> EXERCISE AIM
The data below should be retyped exactly, with the pictures left out.

--*--

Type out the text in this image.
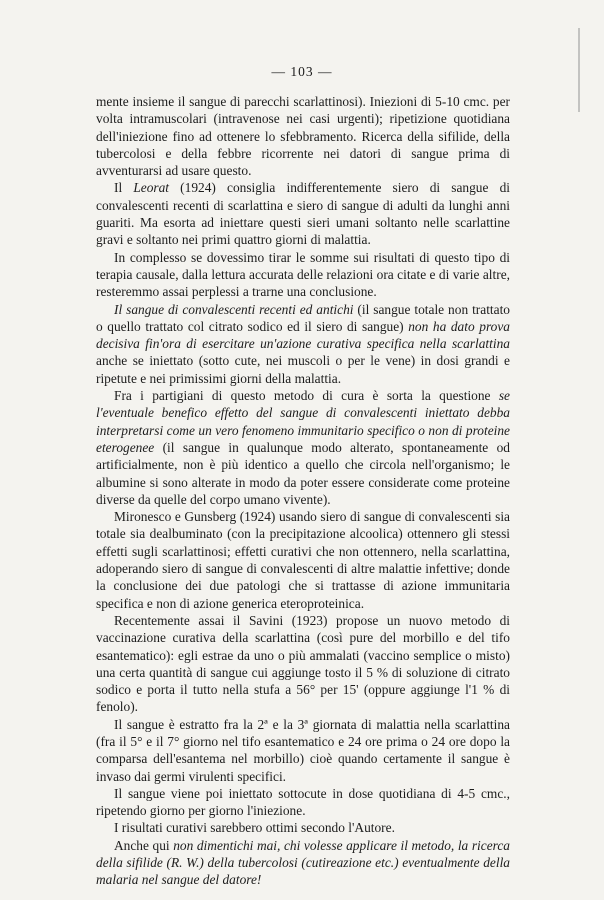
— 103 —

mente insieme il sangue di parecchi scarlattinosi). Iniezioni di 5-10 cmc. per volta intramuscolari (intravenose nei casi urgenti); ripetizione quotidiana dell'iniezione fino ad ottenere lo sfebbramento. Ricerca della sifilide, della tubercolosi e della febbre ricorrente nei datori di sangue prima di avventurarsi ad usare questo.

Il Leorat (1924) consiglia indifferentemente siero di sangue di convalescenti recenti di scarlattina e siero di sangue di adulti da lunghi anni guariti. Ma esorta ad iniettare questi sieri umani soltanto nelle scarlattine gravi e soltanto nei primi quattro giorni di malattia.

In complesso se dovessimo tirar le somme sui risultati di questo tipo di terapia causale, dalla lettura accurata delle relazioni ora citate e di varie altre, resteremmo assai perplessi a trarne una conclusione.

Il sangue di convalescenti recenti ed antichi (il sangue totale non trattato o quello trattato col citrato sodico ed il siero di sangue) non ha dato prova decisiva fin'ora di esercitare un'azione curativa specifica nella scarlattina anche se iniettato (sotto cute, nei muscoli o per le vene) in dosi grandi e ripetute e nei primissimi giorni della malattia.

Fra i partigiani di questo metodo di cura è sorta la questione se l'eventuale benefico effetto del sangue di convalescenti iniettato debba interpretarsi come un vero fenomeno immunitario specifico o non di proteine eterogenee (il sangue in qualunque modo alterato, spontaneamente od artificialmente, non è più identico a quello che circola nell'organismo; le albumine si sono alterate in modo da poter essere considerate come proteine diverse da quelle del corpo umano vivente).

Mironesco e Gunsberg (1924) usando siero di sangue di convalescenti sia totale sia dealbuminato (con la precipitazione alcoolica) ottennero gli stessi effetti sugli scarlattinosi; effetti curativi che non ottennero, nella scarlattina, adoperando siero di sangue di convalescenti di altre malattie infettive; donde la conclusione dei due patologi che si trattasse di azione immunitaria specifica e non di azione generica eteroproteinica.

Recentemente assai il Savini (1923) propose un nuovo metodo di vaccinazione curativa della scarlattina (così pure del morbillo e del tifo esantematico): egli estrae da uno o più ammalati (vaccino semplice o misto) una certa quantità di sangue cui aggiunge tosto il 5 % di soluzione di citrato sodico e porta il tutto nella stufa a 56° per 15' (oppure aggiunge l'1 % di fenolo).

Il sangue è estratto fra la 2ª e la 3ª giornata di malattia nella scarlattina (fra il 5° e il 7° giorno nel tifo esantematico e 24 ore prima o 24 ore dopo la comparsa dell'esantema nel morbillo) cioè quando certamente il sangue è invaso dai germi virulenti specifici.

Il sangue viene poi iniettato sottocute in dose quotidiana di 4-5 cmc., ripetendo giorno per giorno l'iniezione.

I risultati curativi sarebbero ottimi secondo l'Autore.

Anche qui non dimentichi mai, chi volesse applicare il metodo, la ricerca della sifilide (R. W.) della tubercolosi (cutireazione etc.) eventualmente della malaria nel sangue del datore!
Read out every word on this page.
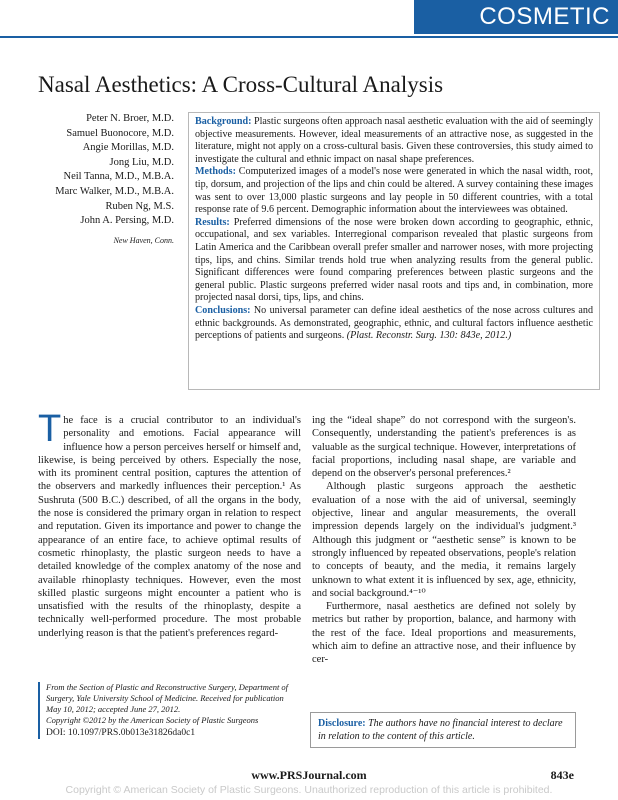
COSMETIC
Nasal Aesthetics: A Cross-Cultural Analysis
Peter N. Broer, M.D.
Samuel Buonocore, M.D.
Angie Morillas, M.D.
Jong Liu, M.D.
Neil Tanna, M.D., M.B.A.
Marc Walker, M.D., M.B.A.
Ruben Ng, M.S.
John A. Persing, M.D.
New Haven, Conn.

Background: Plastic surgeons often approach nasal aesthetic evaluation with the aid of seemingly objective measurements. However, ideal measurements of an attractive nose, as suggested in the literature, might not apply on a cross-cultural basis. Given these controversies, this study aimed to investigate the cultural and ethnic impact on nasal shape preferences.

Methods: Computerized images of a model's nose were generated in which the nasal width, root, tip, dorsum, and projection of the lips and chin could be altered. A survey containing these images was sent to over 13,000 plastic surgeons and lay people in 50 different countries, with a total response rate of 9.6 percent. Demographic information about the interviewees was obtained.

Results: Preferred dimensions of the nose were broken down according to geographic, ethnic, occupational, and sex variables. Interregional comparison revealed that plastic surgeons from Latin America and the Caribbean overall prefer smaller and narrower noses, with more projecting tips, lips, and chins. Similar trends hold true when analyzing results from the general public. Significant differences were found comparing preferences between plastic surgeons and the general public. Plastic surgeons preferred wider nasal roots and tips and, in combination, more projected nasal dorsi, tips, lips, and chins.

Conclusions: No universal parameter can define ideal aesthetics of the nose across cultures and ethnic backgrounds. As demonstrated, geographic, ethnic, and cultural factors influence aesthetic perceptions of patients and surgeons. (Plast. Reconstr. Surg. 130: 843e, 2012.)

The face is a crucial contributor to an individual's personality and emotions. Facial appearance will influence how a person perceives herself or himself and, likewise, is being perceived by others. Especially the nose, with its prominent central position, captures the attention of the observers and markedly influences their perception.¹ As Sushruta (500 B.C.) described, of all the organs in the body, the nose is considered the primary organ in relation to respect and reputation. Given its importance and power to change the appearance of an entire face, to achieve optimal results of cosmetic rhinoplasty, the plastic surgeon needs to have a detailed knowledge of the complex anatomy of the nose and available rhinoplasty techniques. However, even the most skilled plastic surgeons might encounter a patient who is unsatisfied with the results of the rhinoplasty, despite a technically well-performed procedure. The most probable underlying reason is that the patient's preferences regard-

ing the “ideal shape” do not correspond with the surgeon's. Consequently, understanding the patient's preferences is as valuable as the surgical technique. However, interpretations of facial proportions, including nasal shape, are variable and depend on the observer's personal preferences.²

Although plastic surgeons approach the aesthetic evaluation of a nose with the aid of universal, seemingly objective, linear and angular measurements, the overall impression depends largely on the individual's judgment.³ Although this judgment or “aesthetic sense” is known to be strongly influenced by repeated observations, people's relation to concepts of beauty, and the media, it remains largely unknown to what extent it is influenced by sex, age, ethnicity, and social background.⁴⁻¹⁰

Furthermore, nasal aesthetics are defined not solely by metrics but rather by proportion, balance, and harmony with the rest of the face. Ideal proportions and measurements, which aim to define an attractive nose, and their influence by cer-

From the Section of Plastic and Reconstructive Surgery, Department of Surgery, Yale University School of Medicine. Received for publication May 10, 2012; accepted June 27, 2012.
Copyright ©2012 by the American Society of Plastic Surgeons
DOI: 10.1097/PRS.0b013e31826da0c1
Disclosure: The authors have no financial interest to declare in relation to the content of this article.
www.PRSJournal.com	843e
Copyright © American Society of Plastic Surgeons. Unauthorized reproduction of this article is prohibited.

--*--

> WRITTEN SOLUTION
Type out the text in this image.
— 103 —

mente insieme il sangue di parecchi scarlattinosi). Iniezioni di 5-10 cmc. per volta intramuscolari (intravenose nei casi urgenti); ripetizione quotidiana dell'iniezione fino ad ottenere lo sfebbramento. Ricerca della sifilide, della tubercolosi e della febbre ricorrente nei datori di sangue prima di avventurarsi ad usare questo.

Il Leorat (1924) consiglia indifferentemente siero di sangue di convalescenti recenti di scarlattina e siero di sangue di adulti da lunghi anni guariti. Ma esorta ad iniettare questi sieri umani soltanto nelle scarlattine gravi e soltanto nei primi quattro giorni di malattia.

In complesso se dovessimo tirar le somme sui risultati di questo tipo di terapia causale, dalla lettura accurata delle relazioni ora citate e di varie altre, resteremmo assai perplessi a trarne una conclusione.

Il sangue di convalescenti recenti ed antichi (il sangue totale non trattato o quello trattato col citrato sodico ed il siero di sangue) non ha dato prova decisiva fin'ora di esercitare un'azione curativa specifica nella scarlattina anche se iniettato (sotto cute, nei muscoli o per le vene) in dosi grandi e ripetute e nei primissimi giorni della malattia.

Fra i partigiani di questo metodo di cura è sorta la questione se l'eventuale benefico effetto del sangue di convalescenti iniettato debba interpretarsi come un vero fenomeno immunitario specifico o non di proteine eterogenee (il sangue in qualunque modo alterato, spontaneamente od artificialmente, non è più identico a quello che circola nell'organismo; le albumine si sono alterate in modo da poter essere considerate come proteine diverse da quelle del corpo umano vivente).

Mironesco e Gunsberg (1924) usando siero di sangue di convalescenti sia totale sia dealbuminato (con la precipitazione alcoolica) ottennero gli stessi effetti sugli scarlattinosi; effetti curativi che non ottennero, nella scarlattina, adoperando siero di sangue di convalescenti di altre malattie infettive; donde la conclusione dei due patologi che si trattasse di azione immunitaria specifica e non di azione generica eteroproteinica.

Recentemente assai il Savini (1923) propose un nuovo metodo di vaccinazione curativa della scarlattina (così pure del morbillo e del tifo esantematico): egli estrae da uno o più ammalati (vaccino semplice o misto) una certa quantità di sangue cui aggiunge tosto il 5 % di soluzione di citrato sodico e porta il tutto nella stufa a 56° per 15' (oppure aggiunge l'1 % di fenolo).

Il sangue è estratto fra la 2ª e la 3ª giornata di malattia nella scarlattina (fra il 5° e il 7° giorno nel tifo esantematico e 24 ore prima o 24 ore dopo la comparsa dell'esantema nel morbillo) cioè quando certamente il sangue è invaso dai germi virulenti specifici.

Il sangue viene poi iniettato sottocute in dose quotidiana di 4-5 cmc., ripetendo giorno per giorno l'iniezione.

I risultati curativi sarebbero ottimi secondo l'Autore.

Anche qui non dimentichi mai, chi volesse applicare il metodo, la ricerca della sifilide (R. W.) della tubercolosi (cutireazione etc.) eventualmente della malaria nel sangue del datore!
Read out every word on this page.
COSMETIC
Nasal Aesthetics: A Cross-Cultural Analysis
Peter N. Broer, M.D.
Samuel Buonocore, M.D.
Angie Morillas, M.D.
Jong Liu, M.D.
Neil Tanna, M.D., M.B.A.
Marc Walker, M.D., M.B.A.
Ruben Ng, M.S.
John A. Persing, M.D.
New Haven, Conn.

Background: Plastic surgeons often approach nasal aesthetic evaluation with the aid of seemingly objective measurements. However, ideal measurements of an attractive nose, as suggested in the literature, might not apply on a cross-cultural basis. Given these controversies, this study aimed to investigate the cultural and ethnic impact on nasal shape preferences.

Methods: Computerized images of a model's nose were generated in which the nasal width, root, tip, dorsum, and projection of the lips and chin could be altered. A survey containing these images was sent to over 13,000 plastic surgeons and lay people in 50 different countries, with a total response rate of 9.6 percent. Demographic information about the interviewees was obtained.

Results: Preferred dimensions of the nose were broken down according to geographic, ethnic, occupational, and sex variables. Interregional comparison revealed that plastic surgeons from Latin America and the Caribbean overall prefer smaller and narrower noses, with more projecting tips, lips, and chins. Similar trends hold true when analyzing results from the general public. Significant differences were found comparing preferences between plastic surgeons and the general public. Plastic surgeons preferred wider nasal roots and tips and, in combination, more projected nasal dorsi, tips, lips, and chins.

Conclusions: No universal parameter can define ideal aesthetics of the nose across cultures and ethnic backgrounds. As demonstrated, geographic, ethnic, and cultural factors influence aesthetic perceptions of patients and surgeons. (Plast. Reconstr. Surg. 130: 843e, 2012.)

The face is a crucial contributor to an individual's personality and emotions. Facial appearance will influence how a person perceives herself or himself and, likewise, is being perceived by others. Especially the nose, with its prominent central position, captures the attention of the observers and markedly influences their perception.¹ As Sushruta (500 B.C.) described, of all the organs in the body, the nose is considered the primary organ in relation to respect and reputation. Given its importance and power to change the appearance of an entire face, to achieve optimal results of cosmetic rhinoplasty, the plastic surgeon needs to have a detailed knowledge of the complex anatomy of the nose and available rhinoplasty techniques. However, even the most skilled plastic surgeons might encounter a patient who is unsatisfied with the results of the rhinoplasty, despite a technically well-performed procedure. The most probable underlying reason is that the patient's preferences regard-

ing the “ideal shape” do not correspond with the surgeon's. Consequently, understanding the patient's preferences is as valuable as the surgical technique. However, interpretations of facial proportions, including nasal shape, are variable and depend on the observer's personal preferences.²

Although plastic surgeons approach the aesthetic evaluation of a nose with the aid of universal, seemingly objective, linear and angular measurements, the overall impression depends largely on the individual's judgment.³ Although this judgment or “aesthetic sense” is known to be strongly influenced by repeated observations, people's relation to concepts of beauty, and the media, it remains largely unknown to what extent it is influenced by sex, age, ethnicity, and social background.⁴⁻¹⁰

Furthermore, nasal aesthetics are defined not solely by metrics but rather by proportion, balance, and harmony with the rest of the face. Ideal proportions and measurements, which aim to define an attractive nose, and their influence by cer-

From the Section of Plastic and Reconstructive Surgery, Department of Surgery, Yale University School of Medicine. Received for publication May 10, 2012; accepted June 27, 2012.
Copyright ©2012 by the American Society of Plastic Surgeons
DOI: 10.1097/PRS.0b013e31826da0c1
Disclosure: The authors have no financial interest to declare in relation to the content of this article.
www.PRSJournal.com	843e
Copyright © American Society of Plastic Surgeons. Unauthorized reproduction of this article is prohibited.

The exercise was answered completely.